• GIVEN PROBLEM: Report the number of lines containing "lectus", with no other words.

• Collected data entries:
%%
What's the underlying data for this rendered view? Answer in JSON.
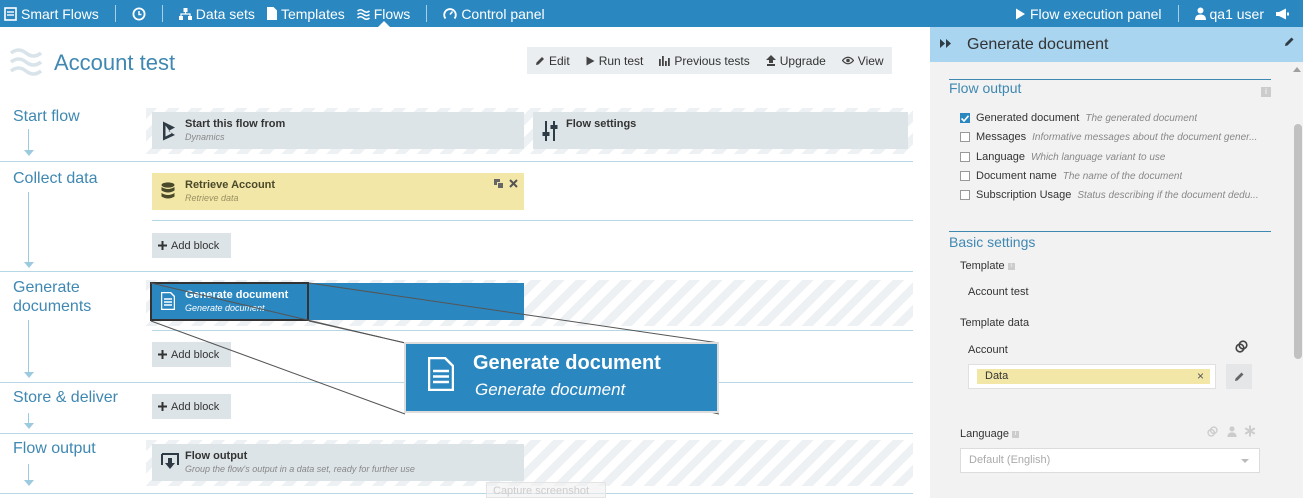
{
  "nav": {
    "brand": "Smart Flows",
    "items": [
      {
        "label": "Data sets",
        "icon": "sitemap-icon"
      },
      {
        "label": "Templates",
        "icon": "document-icon"
      },
      {
        "label": "Flows",
        "icon": "flows-icon"
      },
      {
        "label": "Control panel",
        "icon": "gauge-icon"
      }
    ],
    "execution_panel": "Flow execution panel",
    "user": "qa1 user"
  },
  "page": {
    "title": "Account test",
    "toolbar": [
      "Edit",
      "Run test",
      "Previous tests",
      "Upgrade",
      "View"
    ]
  },
  "stages": {
    "start": {
      "label": "Start flow",
      "blocks": [
        {
          "title": "Start this flow from",
          "subtitle": "Dynamics"
        },
        {
          "title": "Flow settings",
          "subtitle": ""
        }
      ]
    },
    "collect": {
      "label": "Collect data",
      "block": {
        "title": "Retrieve Account",
        "subtitle": "Retrieve data"
      },
      "add_label": "Add block"
    },
    "generate": {
      "label_line1": "Generate",
      "label_line2": "documents",
      "block": {
        "title": "Generate document",
        "subtitle": "Generate document"
      },
      "add_label": "Add block"
    },
    "store": {
      "label": "Store & deliver",
      "add_label": "Add block"
    },
    "output": {
      "label": "Flow output",
      "block": {
        "title": "Flow output",
        "subtitle": "Group the flow's output in a data set, ready for further use"
      }
    }
  },
  "zoom": {
    "title": "Generate document",
    "subtitle": "Generate document"
  },
  "capture_label": "Capture screenshot",
  "panel": {
    "title": "Generate document",
    "flow_output_title": "Flow output",
    "outputs": [
      {
        "name": "Generated document",
        "desc": "The generated document",
        "checked": true
      },
      {
        "name": "Messages",
        "desc": "Informative messages about the document gener...",
        "checked": false
      },
      {
        "name": "Language",
        "desc": "Which language variant to use",
        "checked": false
      },
      {
        "name": "Document name",
        "desc": "The name of the document",
        "checked": false
      },
      {
        "name": "Subscription Usage",
        "desc": "Status describing if the document dedu...",
        "checked": false
      }
    ],
    "basic_settings_title": "Basic settings",
    "template_label": "Template",
    "template_value": "Account test",
    "template_data_label": "Template data",
    "account_label": "Account",
    "data_chip": "Data",
    "language_label": "Language",
    "language_value": "Default (English)"
  },
  "colors": {
    "accent": "#2a87c0",
    "panel_header": "#a9d5f0",
    "block_yellow": "#f3e7a8",
    "stage_text": "#3f88b2"
  }
}
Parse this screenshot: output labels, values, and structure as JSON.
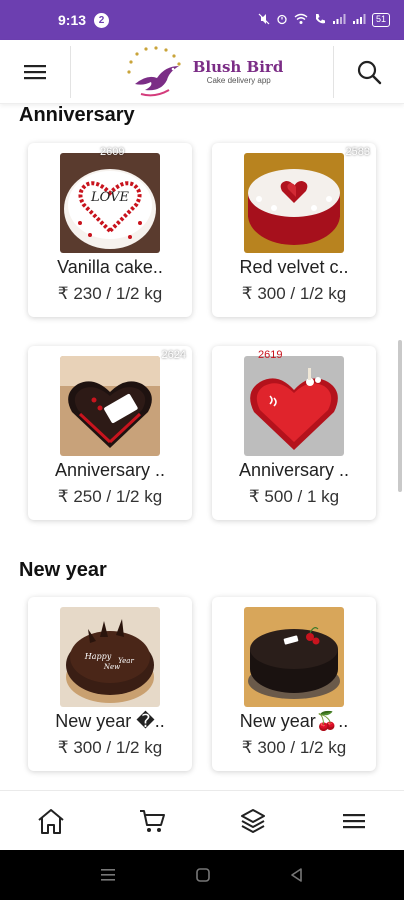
{
  "status_bar": {
    "time": "9:13",
    "notification_count": "2",
    "battery": "51"
  },
  "header": {
    "brand_name": "Blush Bird",
    "brand_tagline": "Cake delivery app"
  },
  "sections": [
    {
      "title": "Anniversary",
      "items": [
        {
          "name": "Vanilla cake..",
          "price": "₹ 230 / 1/2 kg",
          "id": "2609",
          "image": "vanilla-love-cake"
        },
        {
          "name": "Red velvet c..",
          "price": "₹ 300 / 1/2 kg",
          "id": "2583",
          "image": "red-velvet-heart-cake"
        },
        {
          "name": "Anniversary ..",
          "price": "₹ 250 / 1/2 kg",
          "id": "2624",
          "image": "chocolate-heart-cake"
        },
        {
          "name": "Anniversary ..",
          "price": "₹ 500 / 1 kg",
          "id": "2619",
          "image": "red-heart-cake"
        }
      ]
    },
    {
      "title": "New year",
      "items": [
        {
          "name": "New year �..",
          "price": "₹ 300 / 1/2 kg",
          "id": "",
          "image": "happy-new-year-chocolate-cake"
        },
        {
          "name": "New year🍒..",
          "price": "₹ 300 / 1/2 kg",
          "id": "",
          "image": "dark-chocolate-cake"
        }
      ]
    }
  ],
  "bottom_nav": [
    {
      "icon": "home-icon"
    },
    {
      "icon": "cart-icon"
    },
    {
      "icon": "layers-icon"
    },
    {
      "icon": "menu-icon"
    }
  ],
  "colors": {
    "status_bar": "#6c3fb0",
    "brand": "#7b2d86"
  }
}
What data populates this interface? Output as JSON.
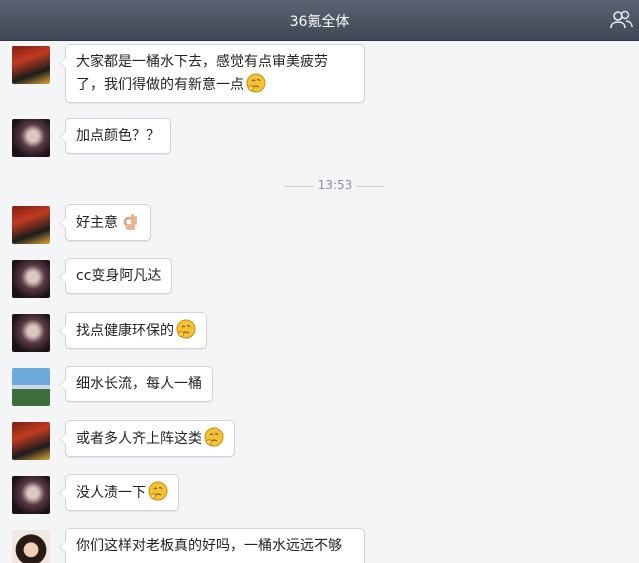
{
  "window": {
    "title": "36氪全体"
  },
  "timestamp": "13:53",
  "messages": [
    {
      "avatar": "red-character-avatar",
      "line1": "大家都是一桶水下去，感觉有点审美疲劳",
      "line2": "了，我们得做的有新意一点",
      "emoji": "thinking-emoji"
    },
    {
      "avatar": "dark-portrait-avatar",
      "text": "加点颜色？？"
    },
    {
      "avatar": "red-character-avatar",
      "text": "好主意",
      "emoji": "ok-hand-emoji"
    },
    {
      "avatar": "dark-portrait-avatar",
      "text": "cc变身阿凡达"
    },
    {
      "avatar": "dark-portrait-avatar",
      "text": "找点健康环保的",
      "emoji": "thinking-emoji"
    },
    {
      "avatar": "landscape-avatar",
      "text": "细水长流，每人一桶"
    },
    {
      "avatar": "red-character-avatar",
      "text": "或者多人齐上阵这类",
      "emoji": "thinking-emoji"
    },
    {
      "avatar": "dark-portrait-avatar",
      "text": "没人渍一下",
      "emoji": "thinking-emoji"
    },
    {
      "avatar": "girl-portrait-avatar",
      "text": "你们这样对老板真的好吗，一桶水远远不够"
    }
  ],
  "colors": {
    "titlebar": "#4a5360",
    "bubble_border": "#cfd2d6",
    "background": "#f4f5f7"
  }
}
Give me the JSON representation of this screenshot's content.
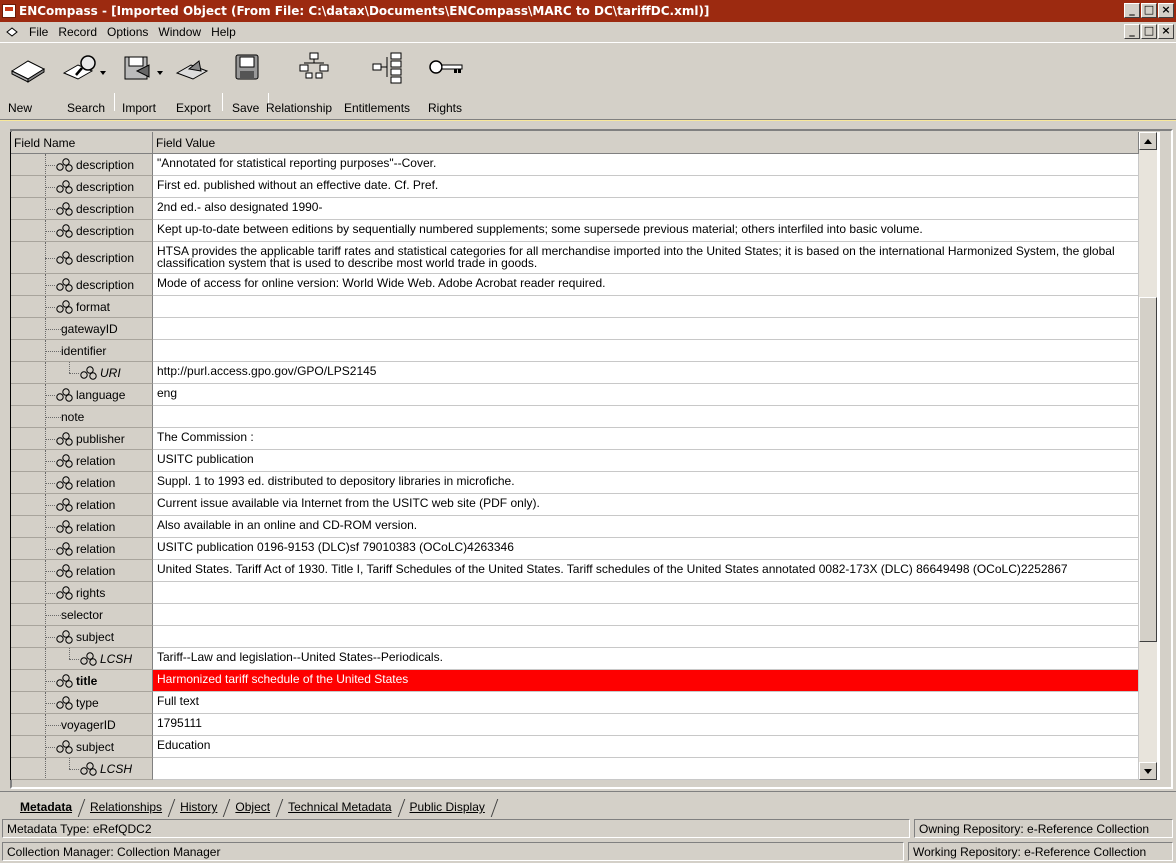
{
  "window": {
    "title": "ENCompass - [Imported Object (From File: C:\\datax\\Documents\\ENCompass\\MARC to DC\\tariffDC.xml)]",
    "buttons": [
      "_",
      "□",
      "×"
    ]
  },
  "menu": [
    "File",
    "Record",
    "Options",
    "Window",
    "Help"
  ],
  "toolbar": [
    {
      "label": "New",
      "icon": "new-record-icon"
    },
    {
      "label": "Search",
      "icon": "search-icon"
    },
    {
      "label": "Import",
      "icon": "import-icon"
    },
    {
      "label": "Export",
      "icon": "export-icon"
    },
    {
      "label": "Save",
      "icon": "save-icon"
    },
    {
      "label": "Relationship",
      "icon": "relationship-icon"
    },
    {
      "label": "Entitlements",
      "icon": "entitlements-icon"
    },
    {
      "label": "Rights",
      "icon": "rights-key-icon"
    }
  ],
  "grid": {
    "header_name": "Field Name",
    "header_value": "Field Value",
    "rows": [
      {
        "name": "description",
        "value": "\"Annotated for statistical reporting purposes\"--Cover.",
        "icon": true
      },
      {
        "name": "description",
        "value": "First ed. published without an effective date. Cf. Pref.",
        "icon": true
      },
      {
        "name": "description",
        "value": "2nd ed.-  also designated 1990-",
        "icon": true
      },
      {
        "name": "description",
        "value": "Kept up-to-date between editions by sequentially numbered supplements; some supersede previous material; others interfiled into basic volume.",
        "icon": true
      },
      {
        "name": "description",
        "value": "HTSA provides the applicable tariff rates and statistical categories for all merchandise imported into the United States; it is based on the  international Harmonized System, the global classification system that is used to describe most world trade in goods.",
        "icon": true,
        "tall": true
      },
      {
        "name": "description",
        "value": "Mode of access for online version: World Wide Web. Adobe Acrobat reader required.",
        "icon": true
      },
      {
        "name": "format",
        "value": "",
        "icon": true
      },
      {
        "name": "gatewayID",
        "value": "",
        "icon": false
      },
      {
        "name": "identifier",
        "value": "",
        "icon": false,
        "parent": true
      },
      {
        "name": "URI",
        "value": "http://purl.access.gpo.gov/GPO/LPS2145",
        "icon": true,
        "child": true,
        "italic": true
      },
      {
        "name": "language",
        "value": "eng",
        "icon": true
      },
      {
        "name": "note",
        "value": "",
        "icon": false
      },
      {
        "name": "publisher",
        "value": "The Commission :",
        "icon": true
      },
      {
        "name": "relation",
        "value": "USITC publication",
        "icon": true
      },
      {
        "name": "relation",
        "value": "Suppl. 1 to 1993 ed. distributed to depository libraries in microfiche.",
        "icon": true
      },
      {
        "name": "relation",
        "value": "Current issue available via Internet from the USITC web site (PDF only).",
        "icon": true
      },
      {
        "name": "relation",
        "value": "Also available in an online and CD-ROM version.",
        "icon": true
      },
      {
        "name": "relation",
        "value": "USITC publication 0196-9153 (DLC)sf 79010383 (OCoLC)4263346",
        "icon": true
      },
      {
        "name": "relation",
        "value": "United States. Tariff Act of 1930.  Title I, Tariff Schedules of the United States. Tariff schedules of the United States annotated 0082-173X (DLC)   86649498 (OCoLC)2252867",
        "icon": true
      },
      {
        "name": "rights",
        "value": "",
        "icon": true
      },
      {
        "name": "selector",
        "value": "",
        "icon": false
      },
      {
        "name": "subject",
        "value": "",
        "icon": true,
        "parent": true
      },
      {
        "name": "LCSH",
        "value": "Tariff--Law and legislation--United States--Periodicals.",
        "icon": true,
        "child": true,
        "italic": true
      },
      {
        "name": "title",
        "value": "Harmonized tariff schedule of the United States",
        "icon": true,
        "bold": true,
        "selected": true
      },
      {
        "name": "type",
        "value": "Full text",
        "icon": true
      },
      {
        "name": "voyagerID",
        "value": "1795111",
        "icon": false
      },
      {
        "name": "subject",
        "value": "Education",
        "icon": true,
        "parent": true
      },
      {
        "name": "LCSH",
        "value": "",
        "icon": true,
        "child": true,
        "italic": true
      }
    ]
  },
  "tabs": [
    {
      "label": "Metadata",
      "active": true
    },
    {
      "label": "Relationships",
      "active": false
    },
    {
      "label": "History",
      "active": false
    },
    {
      "label": "Object",
      "active": false
    },
    {
      "label": "Technical Metadata",
      "active": false
    },
    {
      "label": "Public Display",
      "active": false
    }
  ],
  "status": {
    "metadata_type": "Metadata Type: eRefQDC2",
    "owning_repository": "Owning Repository:  e-Reference Collection",
    "collection_manager": "Collection Manager:  Collection Manager",
    "working_repository": "Working Repository:  e-Reference Collection"
  },
  "colors": {
    "titlebar": "#9c2a10",
    "selected_row": "#fe0000",
    "chrome": "#d4d0c8",
    "desktop": "#f8e89a"
  }
}
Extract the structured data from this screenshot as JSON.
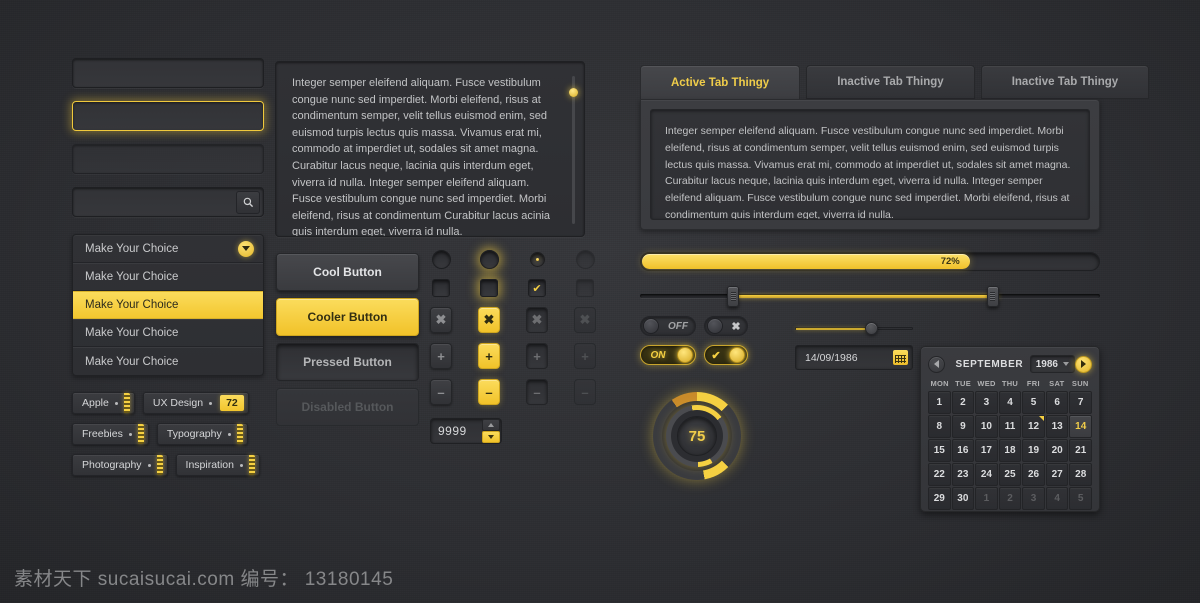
{
  "theme": {
    "background": "#2a2b2e",
    "accent": "#f5d042",
    "panel": "#3a3b3f",
    "field": "#323337",
    "text": "#c2c3c5"
  },
  "left_column": {
    "inputs": [
      {
        "name": "text-input-default",
        "value": "",
        "placeholder": "",
        "state": "default"
      },
      {
        "name": "text-input-focused",
        "value": "",
        "placeholder": "",
        "state": "focused"
      },
      {
        "name": "text-input-disabled",
        "value": "",
        "placeholder": "",
        "state": "disabled"
      }
    ],
    "search": {
      "value": "",
      "placeholder": "",
      "icon": "search-icon"
    },
    "dropdown": {
      "caret_icon": "chevron-down-icon",
      "items": [
        {
          "label": "Make Your Choice",
          "selected": false
        },
        {
          "label": "Make Your Choice",
          "selected": false
        },
        {
          "label": "Make Your Choice",
          "selected": true
        },
        {
          "label": "Make Your Choice",
          "selected": false
        },
        {
          "label": "Make Your Choice",
          "selected": false
        }
      ]
    },
    "tags": [
      {
        "label": "Apple",
        "count": ""
      },
      {
        "label": "UX Design",
        "count": "72"
      },
      {
        "label": "Freebies",
        "count": ""
      },
      {
        "label": "Typography",
        "count": ""
      },
      {
        "label": "Photography",
        "count": ""
      },
      {
        "label": "Inspiration",
        "count": ""
      }
    ]
  },
  "textarea_panel": {
    "text": "Integer semper eleifend aliquam. Fusce vestibulum congue nunc sed imperdiet. Morbi eleifend, risus at condimentum semper, velit tellus euismod enim, sed euismod turpis lectus quis massa. Vivamus erat mi, commodo at imperdiet ut, sodales sit amet magna. Curabitur lacus neque, lacinia quis interdum eget, viverra id nulla. Integer semper eleifend aliquam. Fusce vestibulum congue nunc sed imperdiet. Morbi eleifend, risus at condimentum Curabitur lacus acinia quis interdum eget, viverra id nulla.",
    "scrollbar": "scrollbar-thumb"
  },
  "buttons": [
    {
      "label": "Cool Button",
      "state": "normal"
    },
    {
      "label": "Cooler Button",
      "state": "primary"
    },
    {
      "label": "Pressed Button",
      "state": "pressed"
    },
    {
      "label": "Disabled Button",
      "state": "disabled"
    }
  ],
  "control_grid": {
    "radios": [
      "off",
      "off-highlighted",
      "on",
      "disabled"
    ],
    "checkboxes": [
      "off",
      "off-highlighted",
      "checked",
      "disabled"
    ],
    "icon_rows": [
      {
        "icon": "close-icon",
        "glyph": "✖",
        "states": [
          "normal",
          "active",
          "pressed",
          "disabled"
        ]
      },
      {
        "icon": "plus-icon",
        "glyph": "➕",
        "states": [
          "normal",
          "active",
          "pressed",
          "disabled"
        ]
      },
      {
        "icon": "minus-icon",
        "glyph": "➖",
        "states": [
          "normal",
          "active",
          "pressed",
          "disabled"
        ]
      }
    ],
    "check_glyph": "✔",
    "spinner": {
      "value": "9999",
      "up_icon": "caret-up-icon",
      "down_icon": "caret-down-icon"
    }
  },
  "tabs": {
    "items": [
      {
        "label": "Active Tab Thingy",
        "active": true
      },
      {
        "label": "Inactive Tab Thingy",
        "active": false
      },
      {
        "label": "Inactive Tab Thingy",
        "active": false
      }
    ],
    "content": "Integer semper eleifend aliquam. Fusce vestibulum congue nunc sed imperdiet. Morbi eleifend, risus at condimentum semper, velit tellus euismod enim, sed euismod turpis lectus quis massa. Vivamus erat mi, commodo at imperdiet ut, sodales sit amet magna. Curabitur lacus neque, lacinia quis interdum eget, viverra id nulla. Integer semper eleifend aliquam. Fusce vestibulum congue nunc sed imperdiet. Morbi eleifend, risus at condimentum quis interdum eget, viverra id nulla."
  },
  "progress": {
    "percent": 72,
    "label": "72%"
  },
  "range_slider": {
    "min_percent": 19,
    "max_percent": 78
  },
  "toggles": [
    {
      "name": "toggle-off-label",
      "state": "off",
      "label": "OFF"
    },
    {
      "name": "toggle-off-cross",
      "state": "off",
      "glyph": "✖"
    },
    {
      "name": "toggle-on-label",
      "state": "on",
      "label": "ON"
    },
    {
      "name": "toggle-on-check",
      "state": "on",
      "glyph": "✔"
    }
  ],
  "single_slider": {
    "percent": 64
  },
  "date_input": {
    "value": "14/09/1986",
    "icon": "calendar-icon"
  },
  "knob": {
    "value": "75"
  },
  "calendar": {
    "month": "SEPTEMBER",
    "year": "1986",
    "prev_icon": "caret-left-icon",
    "next_icon": "caret-right-icon",
    "weekdays": [
      "MON",
      "TUE",
      "WED",
      "THU",
      "FRI",
      "SAT",
      "SUN"
    ],
    "weeks": [
      [
        {
          "d": "1"
        },
        {
          "d": "2"
        },
        {
          "d": "3"
        },
        {
          "d": "4"
        },
        {
          "d": "5"
        },
        {
          "d": "6"
        },
        {
          "d": "7"
        }
      ],
      [
        {
          "d": "8"
        },
        {
          "d": "9"
        },
        {
          "d": "10"
        },
        {
          "d": "11"
        },
        {
          "d": "12",
          "mark": true
        },
        {
          "d": "13"
        },
        {
          "d": "14",
          "sel": true
        }
      ],
      [
        {
          "d": "15"
        },
        {
          "d": "16"
        },
        {
          "d": "17"
        },
        {
          "d": "18"
        },
        {
          "d": "19"
        },
        {
          "d": "20"
        },
        {
          "d": "21"
        }
      ],
      [
        {
          "d": "22"
        },
        {
          "d": "23"
        },
        {
          "d": "24"
        },
        {
          "d": "25"
        },
        {
          "d": "26"
        },
        {
          "d": "27"
        },
        {
          "d": "28"
        }
      ],
      [
        {
          "d": "29"
        },
        {
          "d": "30"
        },
        {
          "d": "1",
          "mute": true
        },
        {
          "d": "2",
          "mute": true
        },
        {
          "d": "3",
          "mute": true
        },
        {
          "d": "4",
          "mute": true
        },
        {
          "d": "5",
          "mute": true
        }
      ]
    ]
  },
  "watermark": {
    "text": "素材天下 sucaisucai.com  编号： 13180145"
  }
}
%%
• PROBLEM SOLUTION: 2